Return each line of the records with nothing changed, pictures excepted.

──────── Data extract

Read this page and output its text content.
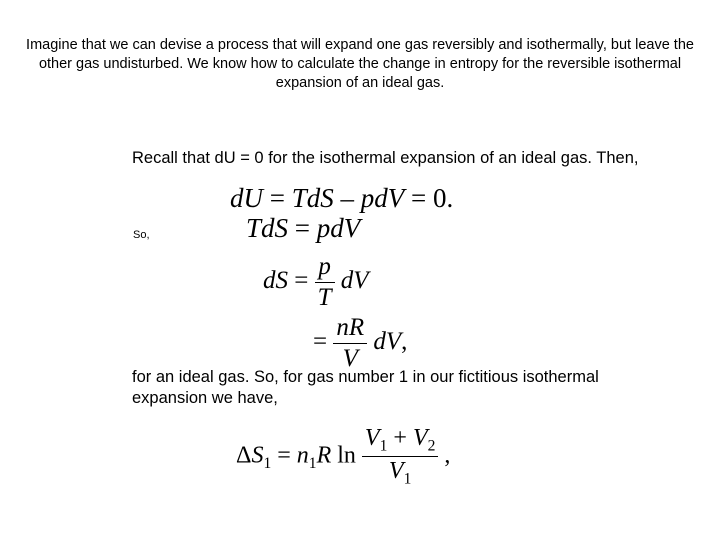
Imagine that we can devise a process that will expand one gas reversibly and isothermally, but leave the other gas undisturbed. We know how to calculate the change in entropy for the reversible isothermal expansion of an ideal gas.
Recall that dU = 0 for the isothermal expansion of an ideal gas. Then,
dU = TdS – pdV = 0.
So,	TdS = pdV
dS = $\frac{p}{T}$ dV
= $\frac{nR}{V}$ dV,
for an ideal gas. So, for gas number 1 in our fictitious isothermal expansion we have,
$\Delta S_1 = n_1R$ $\ln \frac{V_1 + V_2}{V_1}$ ,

────────────────

● Output for this exercise
Read this page and output its text content.
Imagine that we can devise a process that will expand one gas reversibly and isothermally, but leave the other gas undisturbed. We know how to calculate the change in entropy for the reversible isothermal expansion of an ideal gas.
Recall that dU = 0 for the isothermal expansion of an ideal gas. Then,
dU = TdS – pdV = 0.
So,	TdS = pdV
dS = $\frac{p}{T}$ dV
= $\frac{nR}{V}$ dV,
for an ideal gas. So, for gas number 1 in our fictitious isothermal expansion we have,
$\Delta S_1 = n_1R$ $\ln \frac{V_1 + V_2}{V_1}$ ,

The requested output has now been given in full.